(Records from a data collection)
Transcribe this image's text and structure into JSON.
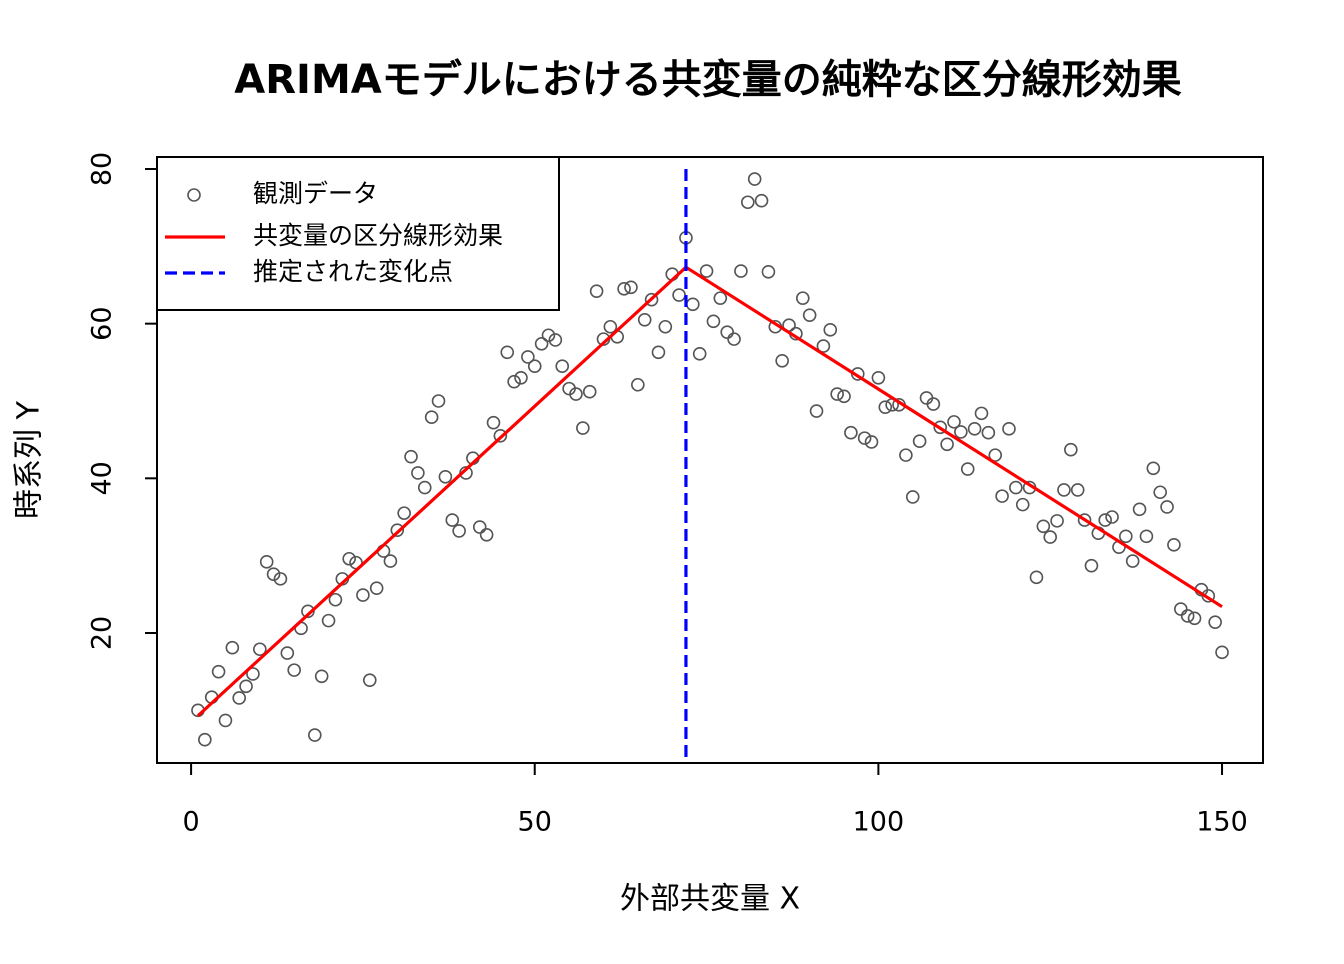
{
  "chart_data": {
    "type": "scatter",
    "title": "ARIMAモデルにおける共変量の純粋な区分線形効果",
    "x_label": "外部共変量 X",
    "y_label": "時系列 Y",
    "xlim": [
      -4.96,
      155.96
    ],
    "ylim": [
      3.19,
      81.55
    ],
    "xticks": [
      0,
      50,
      100,
      150
    ],
    "yticks": [
      20,
      40,
      60,
      80
    ],
    "legend": "top-left",
    "series": [
      {
        "name": "観測データ",
        "type": "scatter",
        "color": "#555555",
        "x": [
          1,
          2,
          3,
          4,
          5,
          6,
          7,
          8,
          9,
          10,
          11,
          12,
          13,
          14,
          15,
          16,
          17,
          18,
          19,
          20,
          21,
          22,
          23,
          24,
          25,
          26,
          27,
          28,
          29,
          30,
          31,
          32,
          33,
          34,
          35,
          36,
          37,
          38,
          39,
          40,
          41,
          42,
          43,
          44,
          45,
          46,
          47,
          48,
          49,
          50,
          51,
          52,
          53,
          54,
          55,
          56,
          57,
          58,
          59,
          60,
          61,
          62,
          63,
          64,
          65,
          66,
          67,
          68,
          69,
          70,
          71,
          72,
          73,
          74,
          75,
          76,
          77,
          78,
          79,
          80,
          81,
          82,
          83,
          84,
          85,
          86,
          87,
          88,
          89,
          90,
          91,
          92,
          93,
          94,
          95,
          96,
          97,
          98,
          99,
          100,
          101,
          102,
          103,
          104,
          105,
          106,
          107,
          108,
          109,
          110,
          111,
          112,
          113,
          114,
          115,
          116,
          117,
          118,
          119,
          120,
          121,
          122,
          123,
          124,
          125,
          126,
          127,
          128,
          129,
          130,
          131,
          132,
          133,
          134,
          135,
          136,
          137,
          138,
          139,
          140,
          141,
          142,
          143,
          144,
          145,
          146,
          147,
          148,
          149,
          150
        ],
        "values": [
          10.0,
          6.2,
          11.7,
          15.0,
          8.7,
          18.1,
          11.6,
          13.1,
          14.7,
          17.9,
          29.2,
          27.6,
          27.0,
          17.4,
          15.2,
          20.6,
          22.8,
          6.8,
          14.4,
          21.6,
          24.3,
          27.0,
          29.6,
          29.1,
          24.9,
          13.9,
          25.8,
          30.6,
          29.3,
          33.3,
          35.5,
          42.8,
          40.7,
          38.8,
          47.9,
          50.0,
          40.2,
          34.6,
          33.2,
          40.7,
          42.6,
          33.7,
          32.7,
          47.2,
          45.5,
          56.3,
          52.5,
          53.0,
          55.7,
          54.5,
          57.4,
          58.5,
          57.9,
          54.5,
          51.6,
          50.9,
          46.5,
          51.2,
          64.2,
          58.0,
          59.6,
          58.3,
          64.5,
          64.7,
          52.1,
          60.5,
          63.1,
          56.3,
          59.6,
          66.4,
          63.7,
          71.1,
          62.5,
          56.1,
          66.8,
          60.3,
          63.3,
          58.9,
          58.0,
          66.8,
          75.7,
          78.7,
          75.9,
          66.7,
          59.6,
          55.2,
          59.8,
          58.7,
          63.3,
          61.1,
          48.7,
          57.1,
          59.2,
          50.9,
          50.6,
          45.9,
          53.5,
          45.2,
          44.7,
          53.0,
          49.2,
          49.5,
          49.5,
          43.0,
          37.6,
          44.8,
          50.4,
          49.6,
          46.6,
          44.4,
          47.3,
          46.0,
          41.2,
          46.4,
          48.4,
          45.9,
          43.0,
          37.7,
          46.4,
          38.8,
          36.6,
          38.8,
          27.2,
          33.8,
          32.4,
          34.5,
          38.5,
          43.7,
          38.5,
          34.6,
          28.7,
          32.9,
          34.6,
          35.0,
          31.1,
          32.5,
          29.3,
          36.0,
          32.5,
          41.3,
          38.2,
          36.3,
          31.4,
          23.1,
          22.2,
          21.9,
          25.6,
          24.8,
          21.4,
          17.5
        ]
      },
      {
        "name": "共変量の区分線形効果",
        "type": "line",
        "color": "#ff0000",
        "x": [
          1,
          72,
          150
        ],
        "values": [
          9.3,
          67.3,
          23.4
        ]
      }
    ],
    "changepoint": {
      "name": "推定された変化点",
      "x": 72,
      "color": "#0000ff"
    }
  }
}
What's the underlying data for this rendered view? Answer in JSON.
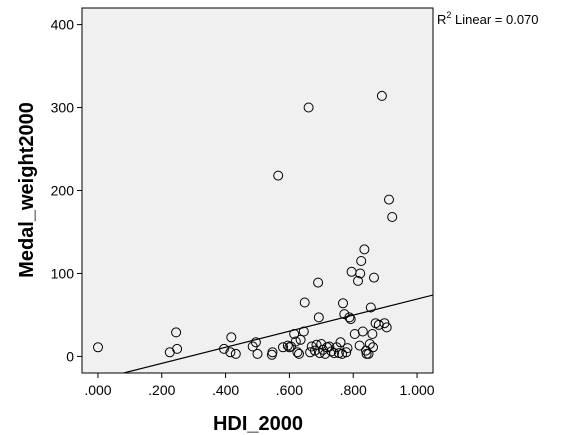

TO DO: Reproduce every record above exactly, omitting the pictures.

RESPONSE FOR THIS EXERCISE:
Transcribe this image's text and structure into JSON.
{
  "chart_data": {
    "type": "scatter",
    "title": "ARIMAモデルにおける共変量の純粋な区分線形効果",
    "x_label": "外部共変量 X",
    "y_label": "時系列 Y",
    "xlim": [
      -4.96,
      155.96
    ],
    "ylim": [
      3.19,
      81.55
    ],
    "xticks": [
      0,
      50,
      100,
      150
    ],
    "yticks": [
      20,
      40,
      60,
      80
    ],
    "legend": "top-left",
    "series": [
      {
        "name": "観測データ",
        "type": "scatter",
        "color": "#555555",
        "x": [
          1,
          2,
          3,
          4,
          5,
          6,
          7,
          8,
          9,
          10,
          11,
          12,
          13,
          14,
          15,
          16,
          17,
          18,
          19,
          20,
          21,
          22,
          23,
          24,
          25,
          26,
          27,
          28,
          29,
          30,
          31,
          32,
          33,
          34,
          35,
          36,
          37,
          38,
          39,
          40,
          41,
          42,
          43,
          44,
          45,
          46,
          47,
          48,
          49,
          50,
          51,
          52,
          53,
          54,
          55,
          56,
          57,
          58,
          59,
          60,
          61,
          62,
          63,
          64,
          65,
          66,
          67,
          68,
          69,
          70,
          71,
          72,
          73,
          74,
          75,
          76,
          77,
          78,
          79,
          80,
          81,
          82,
          83,
          84,
          85,
          86,
          87,
          88,
          89,
          90,
          91,
          92,
          93,
          94,
          95,
          96,
          97,
          98,
          99,
          100,
          101,
          102,
          103,
          104,
          105,
          106,
          107,
          108,
          109,
          110,
          111,
          112,
          113,
          114,
          115,
          116,
          117,
          118,
          119,
          120,
          121,
          122,
          123,
          124,
          125,
          126,
          127,
          128,
          129,
          130,
          131,
          132,
          133,
          134,
          135,
          136,
          137,
          138,
          139,
          140,
          141,
          142,
          143,
          144,
          145,
          146,
          147,
          148,
          149,
          150
        ],
        "values": [
          10.0,
          6.2,
          11.7,
          15.0,
          8.7,
          18.1,
          11.6,
          13.1,
          14.7,
          17.9,
          29.2,
          27.6,
          27.0,
          17.4,
          15.2,
          20.6,
          22.8,
          6.8,
          14.4,
          21.6,
          24.3,
          27.0,
          29.6,
          29.1,
          24.9,
          13.9,
          25.8,
          30.6,
          29.3,
          33.3,
          35.5,
          42.8,
          40.7,
          38.8,
          47.9,
          50.0,
          40.2,
          34.6,
          33.2,
          40.7,
          42.6,
          33.7,
          32.7,
          47.2,
          45.5,
          56.3,
          52.5,
          53.0,
          55.7,
          54.5,
          57.4,
          58.5,
          57.9,
          54.5,
          51.6,
          50.9,
          46.5,
          51.2,
          64.2,
          58.0,
          59.6,
          58.3,
          64.5,
          64.7,
          52.1,
          60.5,
          63.1,
          56.3,
          59.6,
          66.4,
          63.7,
          71.1,
          62.5,
          56.1,
          66.8,
          60.3,
          63.3,
          58.9,
          58.0,
          66.8,
          75.7,
          78.7,
          75.9,
          66.7,
          59.6,
          55.2,
          59.8,
          58.7,
          63.3,
          61.1,
          48.7,
          57.1,
          59.2,
          50.9,
          50.6,
          45.9,
          53.5,
          45.2,
          44.7,
          53.0,
          49.2,
          49.5,
          49.5,
          43.0,
          37.6,
          44.8,
          50.4,
          49.6,
          46.6,
          44.4,
          47.3,
          46.0,
          41.2,
          46.4,
          48.4,
          45.9,
          43.0,
          37.7,
          46.4,
          38.8,
          36.6,
          38.8,
          27.2,
          33.8,
          32.4,
          34.5,
          38.5,
          43.7,
          38.5,
          34.6,
          28.7,
          32.9,
          34.6,
          35.0,
          31.1,
          32.5,
          29.3,
          36.0,
          32.5,
          41.3,
          38.2,
          36.3,
          31.4,
          23.1,
          22.2,
          21.9,
          25.6,
          24.8,
          21.4,
          17.5
        ]
      },
      {
        "name": "共変量の区分線形効果",
        "type": "line",
        "color": "#ff0000",
        "x": [
          1,
          72,
          150
        ],
        "values": [
          9.3,
          67.3,
          23.4
        ]
      }
    ],
    "changepoint": {
      "name": "推定された変化点",
      "x": 72,
      "color": "#0000ff"
    }
  }
}
What's the underlying data for this rendered view? Answer in JSON.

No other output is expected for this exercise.